SET TASK »
Say how many lines hold the string "доска", and nothing more.

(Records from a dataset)
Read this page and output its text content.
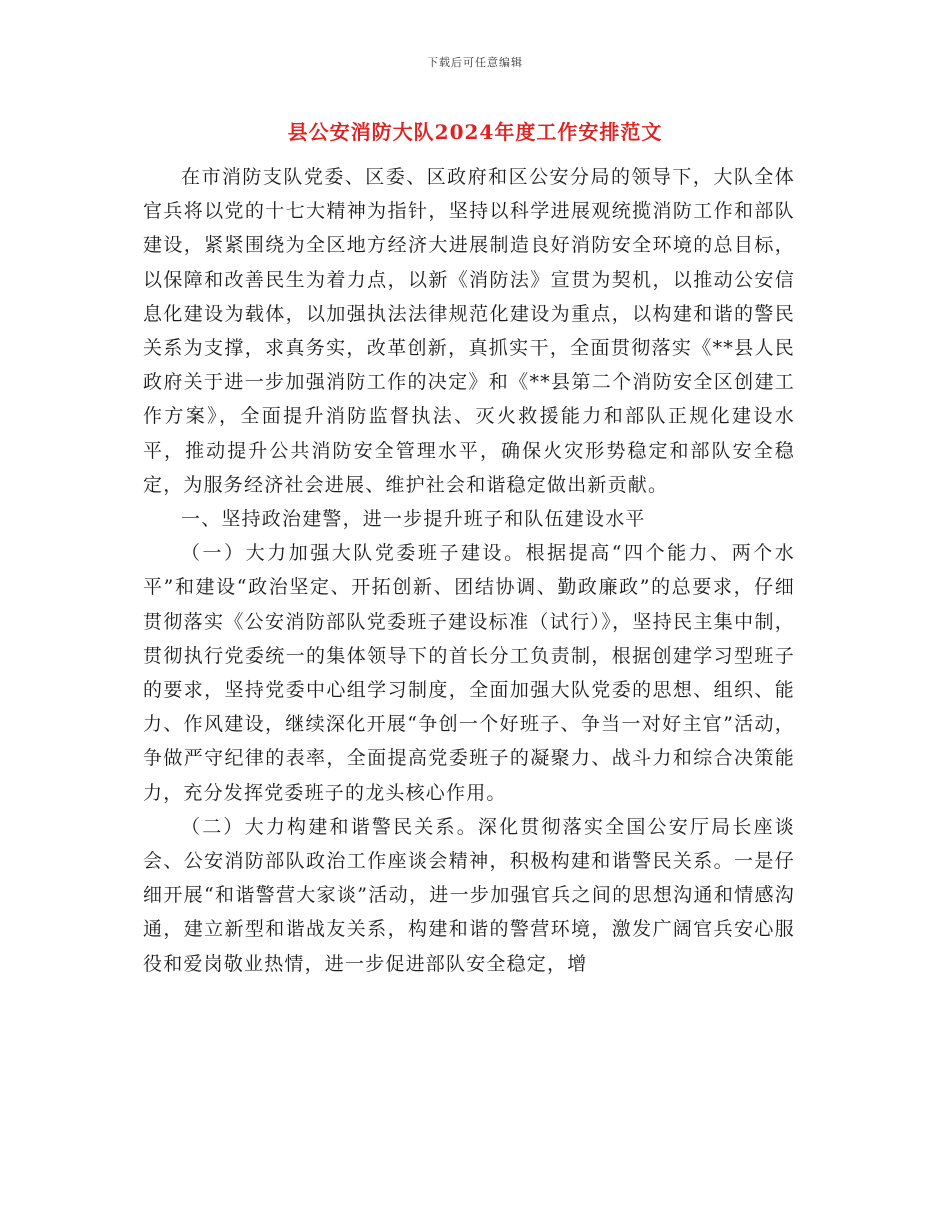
下载后可任意编辑
县公安消防大队2024年度工作安排范文

在市消防支队党委、区委、区政府和区公安分局的领导下，大队全体官兵将以党的十七大精神为指针，坚持以科学进展观统揽消防工作和部队建设，紧紧围绕为全区地方经济大进展制造良好消防安全环境的总目标，以保障和改善民生为着力点，以新《消防法》宣贯为契机，以推动公安信息化建设为载体，以加强执法法律规范化建设为重点，以构建和谐的警民关系为支撑，求真务实，改革创新，真抓实干，全面贯彻落实《**县人民政府关于进一步加强消防工作的决定》和《**县第二个消防安全区创建工作方案》，全面提升消防监督执法、灭火救援能力和部队正规化建设水平，推动提升公共消防安全管理水平，确保火灾形势稳定和部队安全稳定，为服务经济社会进展、维护社会和谐稳定做出新贡献。

一、坚持政治建警，进一步提升班子和队伍建设水平

（一）大力加强大队党委班子建设。根据提高“四个能力、两个水平”和建设“政治坚定、开拓创新、团结协调、勤政廉政”的总要求，仔细贯彻落实《公安消防部队党委班子建设标准（试行）》，坚持民主集中制，贯彻执行党委统一的集体领导下的首长分工负责制，根据创建学习型班子的要求，坚持党委中心组学习制度，全面加强大队党委的思想、组织、能力、作风建设，继续深化开展“争创一个好班子、争当一对好主官”活动，争做严守纪律的表率，全面提高党委班子的凝聚力、战斗力和综合决策能力，充分发挥党委班子的龙头核心作用。

（二）大力构建和谐警民关系。深化贯彻落实全国公安厅局长座谈会、公安消防部队政治工作座谈会精神，积极构建和谐警民关系。一是仔细开展“和谐警营大家谈”活动，进一步加强官兵之间的思想沟通和情感沟通，建立新型和谐战友关系，构建和谐的警营环境，激发广阔官兵安心服役和爱岗敬业热情，进一步促进部队安全稳定，增
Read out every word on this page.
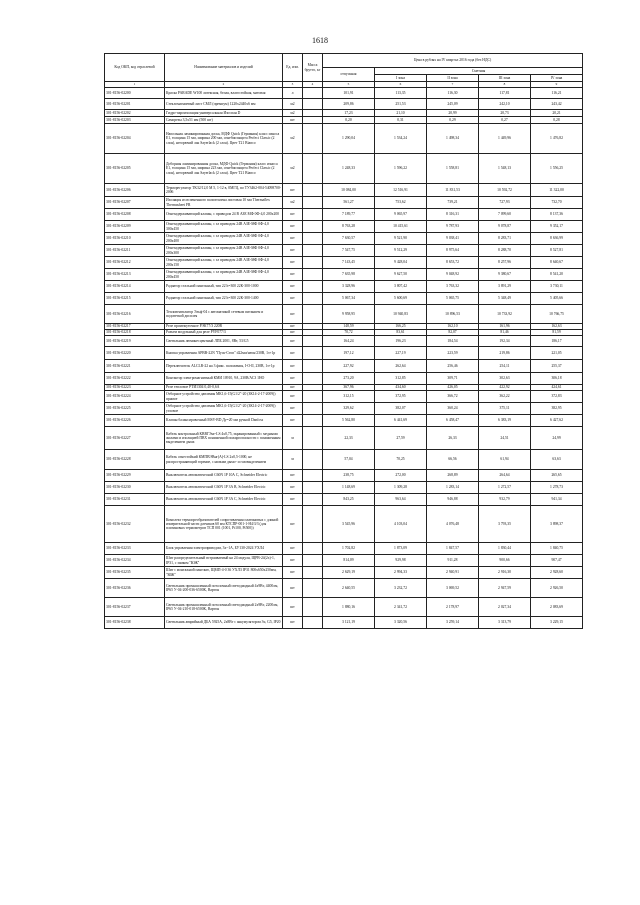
1618
Код ОКП, код отраслевой	Наименование материалов и изделий	Ед. изм.	Масса брутто, кг	Цена в рублях на IV квартал 2016 года (без НДС)				
				отпускная	Сметная			
					I зона	II зона	III зона	IV зона
1	2	3	4	5	6	7	8	9
301-8156-02200	Краска PARADE W100 латексная, белая, влагостойкая, матовая	л		101,91	113,35	116,30	117,81	116,21
301-8156-02201	Стекломагниевый лист СМЛ (премиум) 1220х2440х6 мм	м2		209,86	251,53	245,09	242,10	243,42
301-8156-02202	Гидро-пароизоляция универсальная Изоспан D	м2		17,23	21,10	20,99	20,73	20,21
301-8156-02203	Саморезы 3,5х51 мм (500 шт)	шт		0,20	0,31	0,29	0,27	0,28
301-8156-02204	Напольная ламинированная доска, МДФ Quick (Германия) класс износа E1, толщина 15 мм, ширина 200 мм, огнебиозащита Perfect Classic (2 слоя), негорючий лак Sayerlack (2 слоя). Цвет T21 Bianco	м2		1 290,04	1 534,24	1 498,34	1 449,96	1 476,82
301-8156-02205	Доборная ламинированная доска, МДФ Quick (Германия) класс износа E1, толщина 15 мм, ширина 223 мм, огнебиозащита Perfect Classic (2 слоя), негорючий лак Sayerlack (2 слоя). Цвет T21 Bianco	м2		1 248,33	1 596,22	1 558,81	1 548,13	1 556,25
301-8156-02206	Терморегулятор TK32/12,0 М 5, 1-12 в, 0МГЦ, по ТУ3462-004-54098700-2006	шт		10 084,00	12 516,91	11 831,53	10 592,72	11 322,00
301-8156-02207	Изоляция из вспененного полиэтилена листовая 10 мм Thermaflex Thermasheet FR	м2		561,27	753,62	739,21	727,93	732,70
301-8156-02208	Огнезадерживающий клапан, с приводом 24 В АЗЕ МФ 0Ф-4,0 200х200	шт		7 189,77	9 065,97	8 316,31	7 099,60	8 137,36
301-8156-02209	Огнезадерживающий клапан, с эл приводом 24В АЗЕ-МФ 0Ф-4,0 300х450	шт		8 763,28	10 415,61	9 787,93	9 078,87	9 352,17
301-8156-02210	Огнезадерживающий клапан, с эл приводом 24В АЗЕ-МФ 0Ф-4,0 200х400	шт		7 630,57	9 521,90	9 038,41	8 283,71	8 636,99
301-8156-02211	Огнезадерживающий клапан, с эл приводом 24В АЗЕ-МФ 0Ф-4,0 200х300	шт		7 547,75	9 512,29	8 975,64	8 288,70	8 527,81
301-8156-02212	Огнезадерживающий клапан, с эл приводом 24В АЗЕ-МФ 0Ф-4,0 200х150	шт		7 143,45	9 428,04	8 653,72	8 257,96	8 640,67
301-8156-02213	Огнезадерживающий клапан, с эл приводом 24В АЗЕ-МФ 0Ф-4,0 200х450	шт		7 635,98	9 627,50	9 048,92	9 380,67	8 541,20
301-8156-02214	Радиатор стальной панельный, тип 22 h=300 22К-300-1000	шт		3 328,96	3 807,42	3 763,32	3 891,29	3 730,11
301-8156-02215	Радиатор стальной панельный, тип 22 h=300 22К-300-1400	шт		5 067,34	5 600,69	5 065,75	5 348,49	5 405,66
301-8156-02216	Тепловентилятор Эльф-04 с автоматикой сетевым питанием и подсветкой дисплея	шт		9 958,95	10 940,83	10 896,53	10 733,92	10 766,75
301-8156-02217	Реле промежуточное РЭК77/3 220В	шт		148,59	166,25	162,10	161,96	162,63
301-8156-02218	Разъем модульный для реле PYF077/3	шт		70,72	83,61	82,07	81,46	81,59
301-8156-02219	Светильник люминесцентный ЛПБ 2001, 8Вт, 53/G5	шт		164,24	196,23	184,54	192,34	186,17
301-8156-02220	Кнопка управления АРВВ-22N "Пуск-Стоп" d22мм/неон/230В, 1з+1р	шт		197,12	227,19	223,59	219,86	221,05
301-8156-02221	Переключатель ALCLR-22 на 3 фикс. положения, I-O-II, 230В, 1з+1р	шт		227,92	262,64	256,46	254,11	255,37
301-8156-02222	Контактор электромагнитный КМИ 10910, 9А, 230В/АС3 1НО	шт		273,20	312,85	309,71	302,63	306,18
301-8156-02223	Реле тепловое РТИ1304 0,40-0,6А	шт		367,96	434,60	426,05	422,92	424,61
301-8156-02224	Отборное устройство давления МК1,6-15(G1/2"-20 (ЗК14-2-17-2009)) прямое	шт		312,15	372,95	366,72	362,22	372,83
301-8156-02225	Отборное устройство давления МК1,6-15(G1/2"-20 (ЗК14-2-17-2009)) угловое	шт		329,62	382,07	360,24	375,11	382,95
301-8156-02226	Клапан балансировочный MSV-BD Ду=20 мм ручной Danfoss	шт		5 562,80	6 441,69	6 458,47	6 383,19	6 427,62
301-8156-02227	Кабель контрольный КВВГЭнг-LS 4х0,75, экранированный с медными жилами и изоляцией ПВХ пониженной пожароопасности с пониженным выделением дыма	м		22,33	27,59	26,33	24,51	24,99
301-8156-02228	Кабель огнестойкий КМПВЭВнг(А)-LS 2х0,5-1000, не распространяющий горение, с низким дымо- и газовыделением	м		57,04	70,25	66,56	61,94	63,63
301-8156-02229	Выключатель автоматический C60N 1P 10А С, Schneider Electric	шт		238,75	272,00	268,89	264,64	265,65
301-8156-02230	Выключатель автоматический C60N 1P 3А В, Schneider Electric	шт		1 148,69	1 309,28	1 283,14	1 272,57	1 278,73
301-8156-02231	Выключатель автоматический C60N 1P 3А С, Schneider Electric	шт		843,25	963,64	946,88	932,79	941,34
301-8156-02232	Комплект термопреобразователей сопротивления платиновых с длиной измерительной части датчиков 60 мм КТСПР-001-1-Н4/3/3 (для платиновых термометров ТСП 001 (1001, Pt100, Pt500))	шт		3 545,96	4 103,04	4 076,48	3 793,35	3 898,37
301-8156-02233	Блок управления электроприводом, 3х~1А, БУ130-2024 УХЛ4	шт		1 702,82	1 873,09	1 847,57	1 830,44	1 840,75
301-8156-02234	Шит распределительный встраиваемый на 24 модуля, ЩРВ-24(2х)-1, IP31, с замком "ЮЖ"	шт		814,09	929,98	911,28	900,66	907,47
301-8156-02235	Шит с монтажной панелью, ЩМП-4-0 36 УХЛ3 IP31 800х650х250мм, "ЮЖ"	шт		2 629,19	2 994,33	2 940,91	2 916,30	2 928,60
301-8156-02236	Светильник промышленный потолочный светодиодный 4х9Вт, 4400лм, IP65 У-04-200-036-6500К, Вартон	шт		2 640,55	3 232,72	3 069,52	2 947,59	2 926,50
301-8156-02237	Светильник промышленный потолочный светодиодный 2х9Вт, 2200лм, IP65 У-04-210-018-6500К, Вартон	шт		1 880,16	2 341,72	2 178,97	2 027,34	2 083,69
301-8156-02238	Светильник аварийный ДБА 5925А, 2х8Вт с аккумулятором 3ч, G5, IP20	шт		3 121,19	3 320,56	3 259,14	3 313,79	3 229,15
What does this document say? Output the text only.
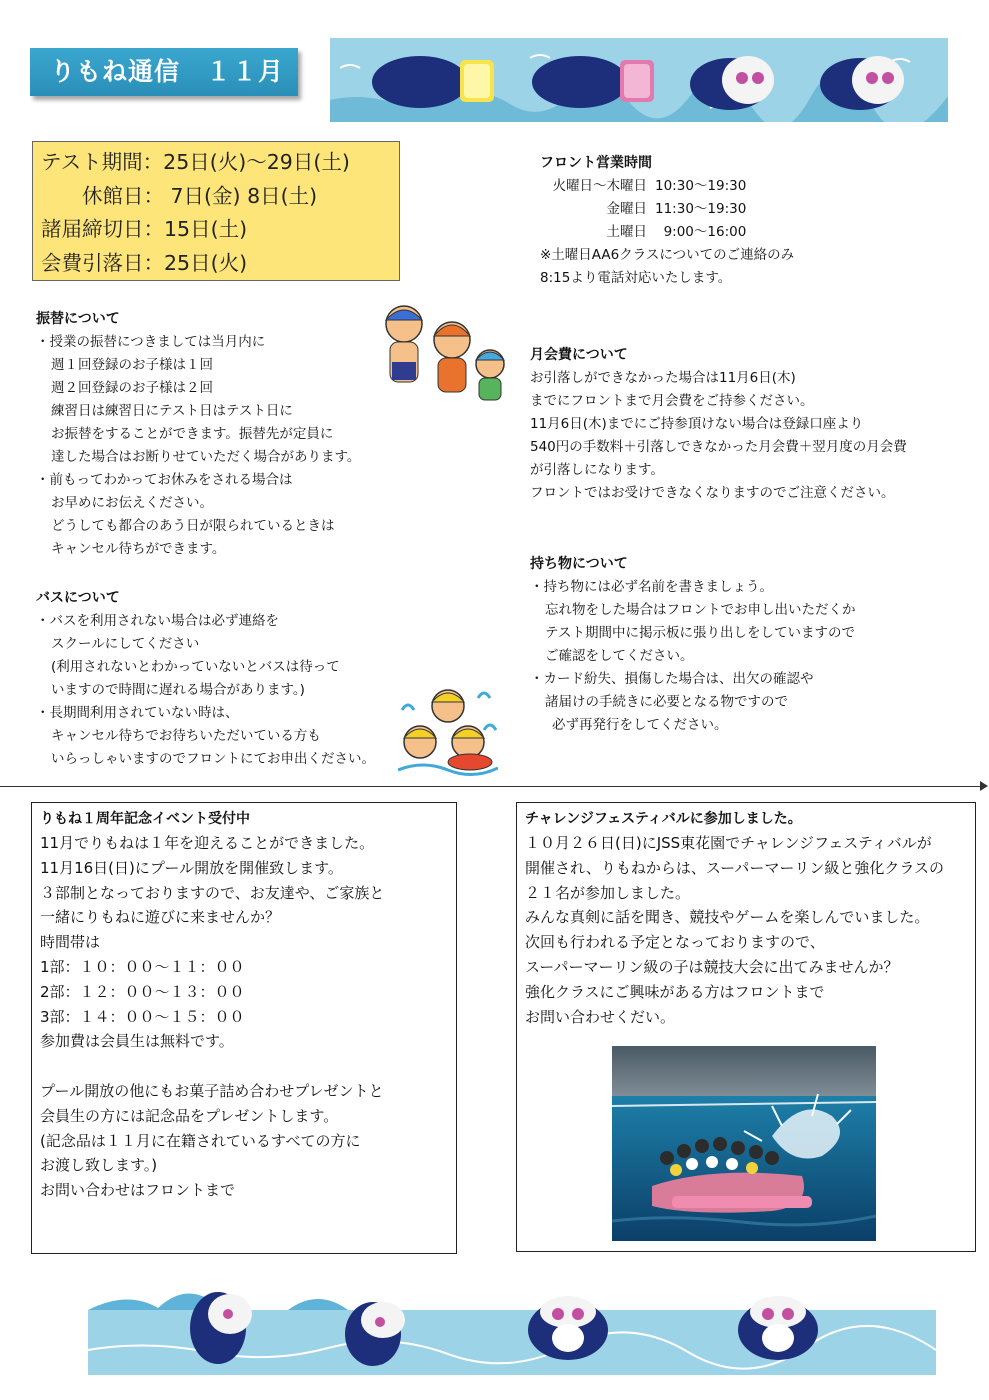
りもね通信　１１月
テスト期間：25日(火)〜29日(土)
　　休館日： 7日(金) 8日(土)
諸届締切日：15日(土)
会費引落日：25日(火)
フロント営業時間
火曜日〜木曜日	10:30〜19:30
金曜日	11:30〜19:30
土曜日	9:00〜16:00
※土曜日AA6クラスについてのご連絡のみ
8:15より電話対応いたします。
振替について
・授業の振替につきましては当月内に
週１回登録のお子様は１回
週２回登録のお子様は２回
練習日は練習日にテスト日はテスト日に
お振替をすることができます。振替先が定員に
達した場合はお断りせていただく場合があります。
・前もってわかってお休みをされる場合は
お早めにお伝えください。
どうしても都合のあう日が限られているときは
キャンセル待ちができます。
月会費について
お引落しができなかった場合は11月6日(木)
までにフロントまで月会費をご持参ください。
11月6日(木)までにご持参頂けない場合は登録口座より
540円の手数料＋引落しできなかった月会費＋翌月度の月会費
が引落しになります。
フロントではお受けできなくなりますのでご注意ください。
持ち物について
・持ち物には必ず名前を書きましょう。
忘れ物をした場合はフロントでお申し出いただくか
テスト期間中に掲示板に張り出しをしていますので
ご確認をしてください。
・カード紛失、損傷した場合は、出欠の確認や
諸届けの手続きに必要となる物ですので
必ず再発行をしてください。
バスについて
・バスを利用されない場合は必ず連絡を
スクールにしてください
(利用されないとわかっていないとバスは待って
いますので時間に遅れる場合があります。)
・長期間利用されていない時は、
キャンセル待ちでお待ちいただいている方も
いらっしゃいますのでフロントにてお申出ください。
りもね１周年記念イベント受付中
11月でりもねは１年を迎えることができました。
11月16日(日)にプール開放を開催致します。
３部制となっておりますので、お友達や、ご家族と
一緒にりもねに遊びに来ませんか？
時間帯は
1部：１０：００〜１１：００
2部：１２：００〜１３：００
3部：１４：００〜１５：００
参加費は会員生は無料です。
プール開放の他にもお菓子詰め合わせプレゼントと
会員生の方には記念品をプレゼントします。
(記念品は１１月に在籍されているすべての方に
お渡し致します。)
お問い合わせはフロントまで
チャレンジフェスティバルに参加しました。
１０月２６日(日)にJSS東花園でチャレンジフェスティバルが
開催され、りもねからは、スーパーマーリン級と強化クラスの
２１名が参加しました。
みんな真剣に話を聞き、競技やゲームを楽しんでいました。
次回も行われる予定となっておりますので、
スーパーマーリン級の子は競技大会に出てみませんか？
強化クラスにご興味がある方はフロントまで
お問い合わせくだい。
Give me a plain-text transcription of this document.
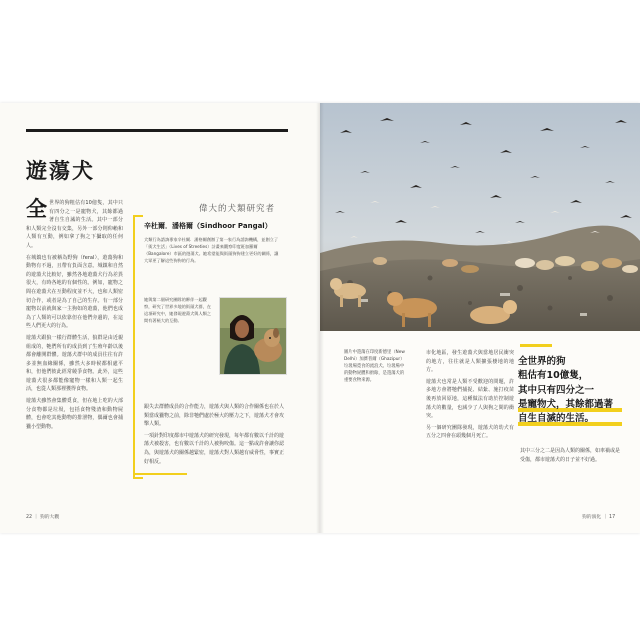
遊蕩犬

全世界的狗粗估有10億隻，其中只有四分之一是寵物犬，其餘都過著自生自滅的生活。其中一部分和人類完全沒有交集，另外一部分則仰賴和人類有互動，例如拿了狗之下攝取的任何人。

在城鎮也有被稱為野狗（feral），遊蕩狗和動物有不過，且帶有負面含意。城鎮和自然的遊蕩犬比較好，雖然各地遊蕩犬行為差異很大，有時各地的有個性的。例如，寵物之間在遊蕩犬在互動程度並不大，也和人類密切合作，或者是為了自己的生存。有一部分寵物以前就與家一主狗如的遊蕩，他們也成為了人類的可以依靠但在他們旁邊的，在這些人們更大的行為。

遊蕩犬跟狼一樣行群體生活，狼群是由近親組成的，牠們所有的成員到了生殖年齡以後都會離開群體。遊蕩犬群中的成員往往有許多並無血緣關係，雖然大多時候都相處平和，但他們彼此經常競爭食物。此外，這些遊蕩犬很多都能像寵物一樣和人類一起生活，也從人類那裡獲得食物。

遊蕩犬雖然會集體覓食，但在地上吃的大部分食物都是垃圾，包括食物殘渣和動物屍體，也會吃其他動物的排泄物，偶爾也會捕獵小型動物。

偉大的犬類研究者
辛杜爾．潘格爾（Sindhoor Pangal）

犬類行為諮詢專家辛杜爾．潘格爾創辦了第一家行為諮詢機構，並創立了「街犬生活」（Lives of Streeties）計畫來觀察印度班加羅爾（Bangalore）市區的遊蕩犬。她希望能與街頭狗狗建立更好的關係，讓大眾更了解這些狗狗的行為。

她與第二個研究團隊的夥伴一起觀察，研究了世界多地的街頭犬群，在這項研究中，她發現遊蕩犬與人類之間有著極大的互動。

跟失去群體成員的合作能力，遊蕩犬與人類的合作關係也在於人類當成獵物之前，除非牠們處於極大的壓力之下，遊蕩犬才會攻擊人類。

一項針對印度都市中遊蕩犬的研究發現，每年都有數以千計的遊蕩犬被殺害，也有數以千計的人被狗咬傷。這一點或許會讓你認為，與遊蕩犬的關係越緊密，遊蕩犬對人類越有威脅性，事實正好相反。

22 ｜ 狗的大觀

市化地區，發生遊蕩犬與當地居民衝突的地方，往往就是人類擴張棲地的地方。

遊蕩犬也常是人類不受歡迎的問題，許多地方會將牠們捕捉、結紮、施打疫苗後再放回原地，這種做法有助於控制遊蕩犬的數量，也減少了人與狗之間的衝突。

另一個研究團隊發現，遊蕩犬的幼犬有五分之四會在頭幾個月死亡。

其中三分之二是因為人類的關係，如車禍或是受傷，都市遊蕩犬的日子並不好過。

狗的演化 ｜ 17

圖片中遊蕩在印度新德里（New Delhi）加濟普爾（Ghazipur）垃圾場覓食的流浪犬。垃圾場中的動物屍體和廚餘，是遊蕩犬的重要食物來源。

全世界的狗
粗估有10億隻，
其中只有四分之一
是寵物犬，其餘都過著
自生自滅的生活。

ANSWER TO THE EXERCISE »
2